▶ _Goal of the exercise_:
Where a line in the listing below contains the word "value", copy that line.

▶ _The records_:
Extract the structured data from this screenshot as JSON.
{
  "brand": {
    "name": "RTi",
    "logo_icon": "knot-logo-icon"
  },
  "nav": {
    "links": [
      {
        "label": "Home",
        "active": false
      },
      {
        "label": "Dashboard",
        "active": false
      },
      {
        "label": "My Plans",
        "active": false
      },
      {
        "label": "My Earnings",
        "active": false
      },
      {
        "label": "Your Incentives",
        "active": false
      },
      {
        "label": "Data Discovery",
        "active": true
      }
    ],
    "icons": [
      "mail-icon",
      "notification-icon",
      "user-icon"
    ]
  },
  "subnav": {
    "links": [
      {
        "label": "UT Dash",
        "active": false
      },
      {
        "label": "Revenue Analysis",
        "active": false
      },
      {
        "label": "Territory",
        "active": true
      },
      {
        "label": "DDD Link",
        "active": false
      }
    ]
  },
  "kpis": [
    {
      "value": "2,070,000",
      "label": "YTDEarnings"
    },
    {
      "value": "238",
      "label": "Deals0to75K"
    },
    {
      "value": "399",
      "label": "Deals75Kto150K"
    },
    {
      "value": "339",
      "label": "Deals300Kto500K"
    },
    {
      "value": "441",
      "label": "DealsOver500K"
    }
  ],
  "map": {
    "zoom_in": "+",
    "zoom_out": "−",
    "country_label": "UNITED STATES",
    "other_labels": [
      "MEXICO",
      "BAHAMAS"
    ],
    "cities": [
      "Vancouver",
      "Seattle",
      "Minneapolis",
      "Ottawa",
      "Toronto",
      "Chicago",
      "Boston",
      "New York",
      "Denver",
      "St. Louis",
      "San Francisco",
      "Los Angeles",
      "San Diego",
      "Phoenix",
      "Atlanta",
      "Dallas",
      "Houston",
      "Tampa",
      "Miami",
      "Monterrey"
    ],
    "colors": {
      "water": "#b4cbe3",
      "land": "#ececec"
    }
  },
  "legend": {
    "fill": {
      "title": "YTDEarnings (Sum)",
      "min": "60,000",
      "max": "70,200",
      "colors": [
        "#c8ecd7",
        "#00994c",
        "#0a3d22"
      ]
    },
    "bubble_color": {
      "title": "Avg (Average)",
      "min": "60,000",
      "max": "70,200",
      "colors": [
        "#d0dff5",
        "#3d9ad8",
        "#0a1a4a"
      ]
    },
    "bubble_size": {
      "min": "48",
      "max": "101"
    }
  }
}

▶ _Exercise response_:
      "value": "2,070,000",
      "value": "238",
      "value": "399",
      "value": "339",
      "value": "441",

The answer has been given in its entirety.